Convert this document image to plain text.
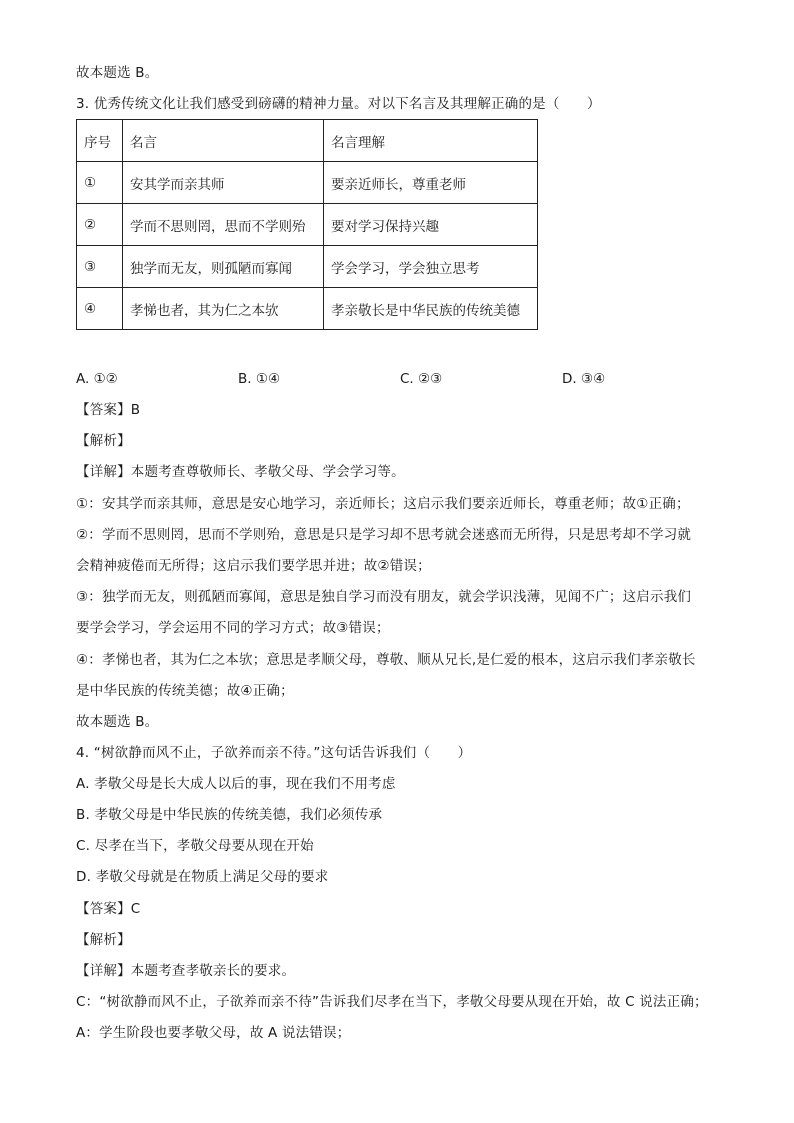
故本题选 B。
3. 优秀传统文化让我们感受到磅礴的精神力量。对以下名言及其理解正确的是（　　）
序号	名言	名言理解
①	安其学而亲其师	要亲近师长，尊重老师
②	学而不思则罔，思而不学则殆	要对学习保持兴趣
③	独学而无友，则孤陋而寡闻	学会学习，学会独立思考
④	孝悌也者，其为仁之本欤	孝亲敬长是中华民族的传统美德
A. ①②	B. ①④	C. ②③	D. ③④
【答案】B
【解析】
【详解】本题考查尊敬师长、孝敬父母、学会学习等。
①：安其学而亲其师，意思是安心地学习，亲近师长；这启示我们要亲近师长，尊重老师；故①正确；
②：学而不思则罔，思而不学则殆，意思是只是学习却不思考就会迷惑而无所得，只是思考却不学习就
会精神疲倦而无所得；这启示我们要学思并进；故②错误；
③：独学而无友，则孤陋而寡闻，意思是独自学习而没有朋友，就会学识浅薄，见闻不广；这启示我们
要学会学习，学会运用不同的学习方式；故③错误；
④：孝悌也者，其为仁之本欤；意思是孝顺父母，尊敬、顺从兄长,是仁爱的根本，这启示我们孝亲敬长
是中华民族的传统美德；故④正确；
故本题选 B。
4. “树欲静而风不止，子欲养而亲不待。”这句话告诉我们（　　）
A. 孝敬父母是长大成人以后的事，现在我们不用考虑
B. 孝敬父母是中华民族的传统美德，我们必须传承
C. 尽孝在当下，孝敬父母要从现在开始
D. 孝敬父母就是在物质上满足父母的要求
【答案】C
【解析】
【详解】本题考查孝敬亲长的要求。
C：“树欲静而风不止，子欲养而亲不待”告诉我们尽孝在当下，孝敬父母要从现在开始，故 C 说法正确；
A：学生阶段也要孝敬父母，故 A 说法错误；
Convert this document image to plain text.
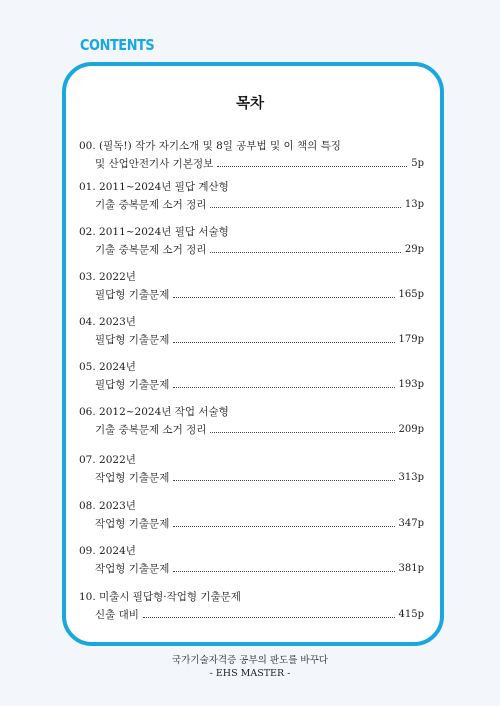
CONTENTS
목차
00. (필독!) 작가 자기소개 및 8일 공부법 및 이 책의 특징
및 산업안전기사 기본정보	5p
01. 2011~2024년 필답 계산형
기출 중복문제 소거 정리	13p
02. 2011~2024년 필답 서술형
기출 중복문제 소거 정리	29p
03. 2022년
필답형 기출문제	165p
04. 2023년
필답형 기출문제	179p
05. 2024년
필답형 기출문제	193p
06. 2012~2024년 작업 서술형
기출 중복문제 소거 정리	209p
07. 2022년
작업형 기출문제	313p
08. 2023년
작업형 기출문제	347p
09. 2024년
작업형 기출문제	381p
10. 미출시 필답형·작업형 기출문제
신출 대비	415p
국가기술자격증 공부의 판도를 바꾸다
- EHS MASTER -
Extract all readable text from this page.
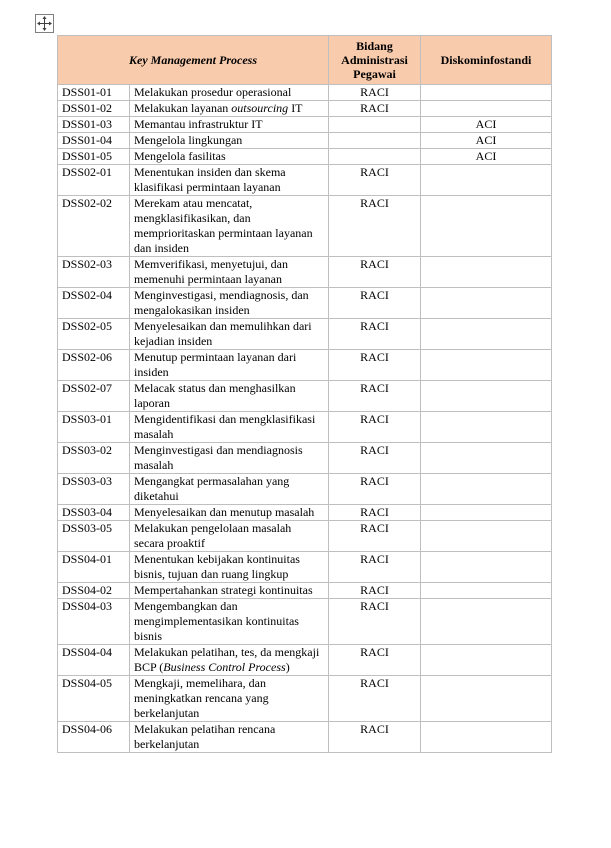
Key Management Process		Bidang Administrasi Pegawai	Diskominfostandi
DSS01-01	Melakukan prosedur operasional	RACI	
DSS01-02	Melakukan layanan outsourcing IT	RACI	
DSS01-03	Memantau infrastruktur IT		ACI
DSS01-04	Mengelola lingkungan		ACI
DSS01-05	Mengelola fasilitas		ACI
DSS02-01	Menentukan insiden dan skema klasifikasi permintaan layanan	RACI	
DSS02-02	Merekam atau mencatat, mengklasifikasikan, dan memprioritaskan permintaan layanan dan insiden	RACI	
DSS02-03	Memverifikasi, menyetujui, dan memenuhi permintaan layanan	RACI	
DSS02-04	Menginvestigasi, mendiagnosis, dan mengalokasikan insiden	RACI	
DSS02-05	Menyelesaikan dan memulihkan dari kejadian insiden	RACI	
DSS02-06	Menutup permintaan layanan dari insiden	RACI	
DSS02-07	Melacak status dan menghasilkan laporan	RACI	
DSS03-01	Mengidentifikasi dan mengklasifikasi masalah	RACI	
DSS03-02	Menginvestigasi dan mendiagnosis masalah	RACI	
DSS03-03	Mengangkat permasalahan yang diketahui	RACI	
DSS03-04	Menyelesaikan dan menutup masalah	RACI	
DSS03-05	Melakukan pengelolaan masalah secara proaktif	RACI	
DSS04-01	Menentukan kebijakan kontinuitas bisnis, tujuan dan ruang lingkup	RACI	
DSS04-02	Mempertahankan strategi kontinuitas	RACI	
DSS04-03	Mengembangkan dan mengimplementasikan kontinuitas bisnis	RACI	
DSS04-04	Melakukan pelatihan, tes, da mengkaji BCP (Business Control Process)	RACI	
DSS04-05	Mengkaji, memelihara, dan meningkatkan rencana yang berkelanjutan	RACI	
DSS04-06	Melakukan pelatihan rencana berkelanjutan	RACI	
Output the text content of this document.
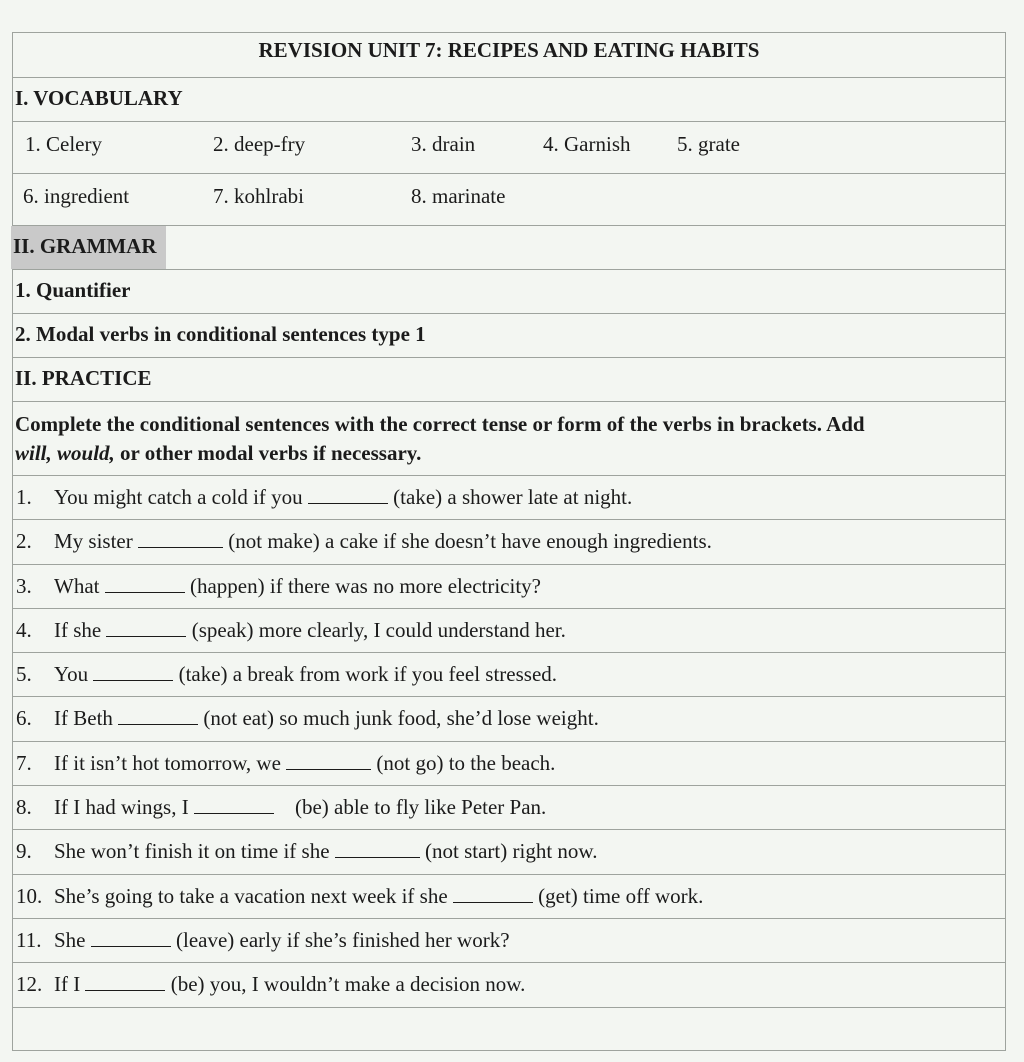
REVISION UNIT 7: RECIPES AND EATING HABITS
I. VOCABULARY
1. Celery	2. deep-fry	3. drain	4. Garnish 5. grate
6. ingredient	7. kohlrabi	8. marinate
II. GRAMMAR
1. Quantifier
2. Modal verbs in conditional sentences type 1
II. PRACTICE
Complete the conditional sentences with the correct tense or form of the verbs in brackets. Add
will, would, or other modal verbs if necessary.
1. You might catch a cold if you	(take) a shower late at night.
2. My sister	(not make) a cake if she doesn’t have enough ingredients.
3. What	(happen) if there was no more electricity?
4. If she	(speak) more clearly, I could understand her.
5. You	(take) a break from work if you feel stressed.
6. If Beth	(not eat) so much junk food, she’d lose weight.
7. If it isn’t hot tomorrow, we	(not go) to the beach.
8. If I had wings, I	(be) able to fly like Peter Pan.
9. She won’t finish it on time if she	(not start) right now.
10. She’s going to take a vacation next week if she	(get) time off work.
11. She	(leave) early if she’s finished her work?
12. If I	(be) you, I wouldn’t make a decision now.
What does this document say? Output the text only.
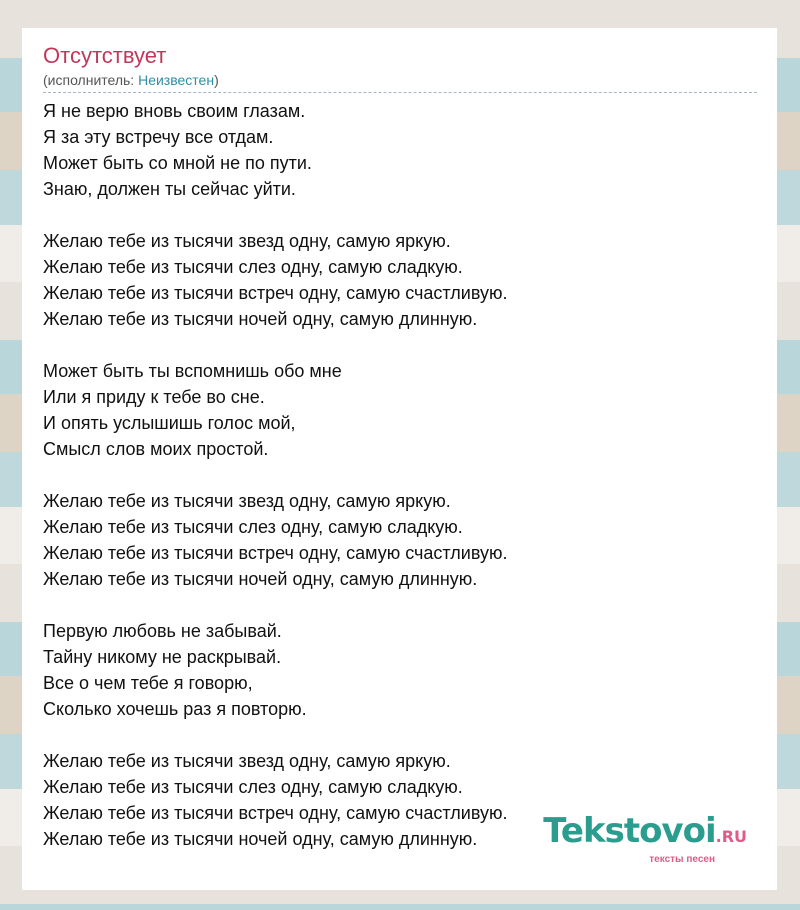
Отсутствует
(исполнитель: Неизвестен)
Я не верю вновь своим глазам.
Я за эту встречу все отдам.
Может быть со мной не по пути.
Знаю, должен ты сейчас уйти.
Желаю тебе из тысячи звезд одну, самую яркую.
Желаю тебе из тысячи слез одну, самую сладкую.
Желаю тебе из тысячи встреч одну, самую счастливую.
Желаю тебе из тысячи ночей одну, самую длинную.
Может быть ты вспомнишь обо мне
Или я приду к тебе во сне.
И опять услышишь голос мой,
Смысл слов моих простой.
Желаю тебе из тысячи звезд одну, самую яркую.
Желаю тебе из тысячи слез одну, самую сладкую.
Желаю тебе из тысячи встреч одну, самую счастливую.
Желаю тебе из тысячи ночей одну, самую длинную.
Первую любовь не забывай.
Тайну никому не раскрывай.
Все о чем тебе я говорю,
Сколько хочешь раз я повторю.
Желаю тебе из тысячи звезд одну, самую яркую.
Желаю тебе из тысячи слез одну, самую сладкую.
Желаю тебе из тысячи встреч одну, самую счастливую.
Желаю тебе из тысячи ночей одну, самую длинную.	Tekstovoi.RU
тексты песен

| TASK DIRECTIONS |
All lines of the data above that include the word "Output" must be shown.

| ANSWER FOR THIS EXERCISE |
Output the text content of this document.
What does this document say? Output the text only.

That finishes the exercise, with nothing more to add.